• **Written task**
Identify the lines that contain the word "order" and copy each one.
───── Exercise inputs ─────
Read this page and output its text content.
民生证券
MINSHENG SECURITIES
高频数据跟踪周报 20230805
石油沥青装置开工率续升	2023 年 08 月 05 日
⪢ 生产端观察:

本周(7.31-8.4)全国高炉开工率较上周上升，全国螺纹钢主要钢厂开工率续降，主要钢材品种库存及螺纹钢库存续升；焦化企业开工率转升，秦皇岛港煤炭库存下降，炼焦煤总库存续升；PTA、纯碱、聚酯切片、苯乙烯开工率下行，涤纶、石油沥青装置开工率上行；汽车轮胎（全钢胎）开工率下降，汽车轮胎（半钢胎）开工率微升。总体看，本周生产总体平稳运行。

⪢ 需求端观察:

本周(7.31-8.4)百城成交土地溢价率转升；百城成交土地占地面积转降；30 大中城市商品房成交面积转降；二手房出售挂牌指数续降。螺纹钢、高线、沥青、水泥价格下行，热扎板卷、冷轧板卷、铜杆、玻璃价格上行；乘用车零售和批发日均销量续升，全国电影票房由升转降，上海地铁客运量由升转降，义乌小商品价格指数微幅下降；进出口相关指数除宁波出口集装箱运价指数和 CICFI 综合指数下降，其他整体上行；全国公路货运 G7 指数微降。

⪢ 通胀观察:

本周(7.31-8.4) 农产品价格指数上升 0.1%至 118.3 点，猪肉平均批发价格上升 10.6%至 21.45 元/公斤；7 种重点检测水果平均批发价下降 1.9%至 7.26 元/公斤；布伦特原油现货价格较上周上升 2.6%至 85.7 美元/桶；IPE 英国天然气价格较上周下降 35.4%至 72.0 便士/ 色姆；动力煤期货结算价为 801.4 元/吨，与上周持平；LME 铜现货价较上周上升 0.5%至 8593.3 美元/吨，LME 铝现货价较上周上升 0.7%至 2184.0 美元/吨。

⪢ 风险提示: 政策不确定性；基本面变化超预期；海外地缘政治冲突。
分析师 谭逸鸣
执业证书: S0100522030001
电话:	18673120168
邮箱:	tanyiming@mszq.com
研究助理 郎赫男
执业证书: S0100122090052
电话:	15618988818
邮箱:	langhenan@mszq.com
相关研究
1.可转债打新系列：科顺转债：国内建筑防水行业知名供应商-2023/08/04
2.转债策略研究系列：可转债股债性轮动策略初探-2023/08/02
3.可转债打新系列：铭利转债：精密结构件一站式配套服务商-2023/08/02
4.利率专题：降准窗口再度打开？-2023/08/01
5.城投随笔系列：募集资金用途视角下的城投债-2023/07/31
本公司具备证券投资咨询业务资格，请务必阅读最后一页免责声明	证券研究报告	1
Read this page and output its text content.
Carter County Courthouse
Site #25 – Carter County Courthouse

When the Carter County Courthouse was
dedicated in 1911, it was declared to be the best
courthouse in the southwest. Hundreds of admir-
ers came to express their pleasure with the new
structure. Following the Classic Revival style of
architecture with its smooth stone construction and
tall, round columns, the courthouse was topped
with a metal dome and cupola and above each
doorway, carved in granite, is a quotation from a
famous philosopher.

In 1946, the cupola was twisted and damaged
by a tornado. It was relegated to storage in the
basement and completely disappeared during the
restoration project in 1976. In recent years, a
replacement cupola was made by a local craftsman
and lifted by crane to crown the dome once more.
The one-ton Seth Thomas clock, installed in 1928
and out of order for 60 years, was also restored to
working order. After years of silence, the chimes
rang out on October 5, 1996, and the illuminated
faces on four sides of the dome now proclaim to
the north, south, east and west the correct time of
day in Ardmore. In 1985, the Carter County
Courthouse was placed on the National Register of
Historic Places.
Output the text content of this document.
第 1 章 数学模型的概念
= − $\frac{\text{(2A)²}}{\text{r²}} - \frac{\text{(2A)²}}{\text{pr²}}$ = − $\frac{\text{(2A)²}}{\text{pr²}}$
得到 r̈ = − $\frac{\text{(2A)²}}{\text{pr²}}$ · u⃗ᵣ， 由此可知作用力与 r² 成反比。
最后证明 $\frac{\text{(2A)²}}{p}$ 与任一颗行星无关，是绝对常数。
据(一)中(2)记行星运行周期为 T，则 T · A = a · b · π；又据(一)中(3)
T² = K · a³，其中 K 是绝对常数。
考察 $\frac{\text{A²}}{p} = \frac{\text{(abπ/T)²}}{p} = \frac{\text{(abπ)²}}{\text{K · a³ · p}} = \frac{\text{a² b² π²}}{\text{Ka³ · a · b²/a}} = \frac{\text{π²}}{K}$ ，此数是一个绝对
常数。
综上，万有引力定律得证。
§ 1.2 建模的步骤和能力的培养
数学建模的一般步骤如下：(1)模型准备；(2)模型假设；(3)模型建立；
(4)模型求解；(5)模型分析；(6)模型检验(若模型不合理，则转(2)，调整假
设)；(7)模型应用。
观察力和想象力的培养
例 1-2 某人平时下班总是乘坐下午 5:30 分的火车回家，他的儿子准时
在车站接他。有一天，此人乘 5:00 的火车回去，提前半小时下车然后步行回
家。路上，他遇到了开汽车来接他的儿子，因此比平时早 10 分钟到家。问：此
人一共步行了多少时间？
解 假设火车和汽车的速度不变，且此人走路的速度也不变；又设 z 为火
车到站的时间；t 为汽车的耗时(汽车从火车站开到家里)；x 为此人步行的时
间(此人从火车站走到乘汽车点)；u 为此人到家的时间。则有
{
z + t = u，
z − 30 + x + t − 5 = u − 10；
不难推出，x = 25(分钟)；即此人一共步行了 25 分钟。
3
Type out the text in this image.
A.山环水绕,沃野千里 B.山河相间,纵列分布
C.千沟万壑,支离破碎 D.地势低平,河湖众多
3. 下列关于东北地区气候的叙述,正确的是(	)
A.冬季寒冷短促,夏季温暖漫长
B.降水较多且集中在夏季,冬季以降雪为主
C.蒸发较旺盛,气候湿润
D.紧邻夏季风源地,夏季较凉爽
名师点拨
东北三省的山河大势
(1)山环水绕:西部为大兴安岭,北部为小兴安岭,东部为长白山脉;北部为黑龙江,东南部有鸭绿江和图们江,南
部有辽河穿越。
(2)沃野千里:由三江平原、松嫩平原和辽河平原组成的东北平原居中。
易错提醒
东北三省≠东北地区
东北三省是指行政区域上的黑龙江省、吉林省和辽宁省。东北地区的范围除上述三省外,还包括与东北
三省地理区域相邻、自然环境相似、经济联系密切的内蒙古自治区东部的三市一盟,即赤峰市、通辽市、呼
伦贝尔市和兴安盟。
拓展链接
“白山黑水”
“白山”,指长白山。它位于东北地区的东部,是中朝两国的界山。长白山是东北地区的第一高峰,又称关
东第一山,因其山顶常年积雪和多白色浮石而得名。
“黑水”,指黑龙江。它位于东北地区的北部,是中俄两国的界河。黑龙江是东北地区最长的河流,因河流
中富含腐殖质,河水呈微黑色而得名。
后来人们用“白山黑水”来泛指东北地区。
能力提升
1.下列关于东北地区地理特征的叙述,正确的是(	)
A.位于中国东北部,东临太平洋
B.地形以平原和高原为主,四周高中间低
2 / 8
─────
• **Task response**
and out of order for 60 years, was also restored to
working order. After years of silence, the chimes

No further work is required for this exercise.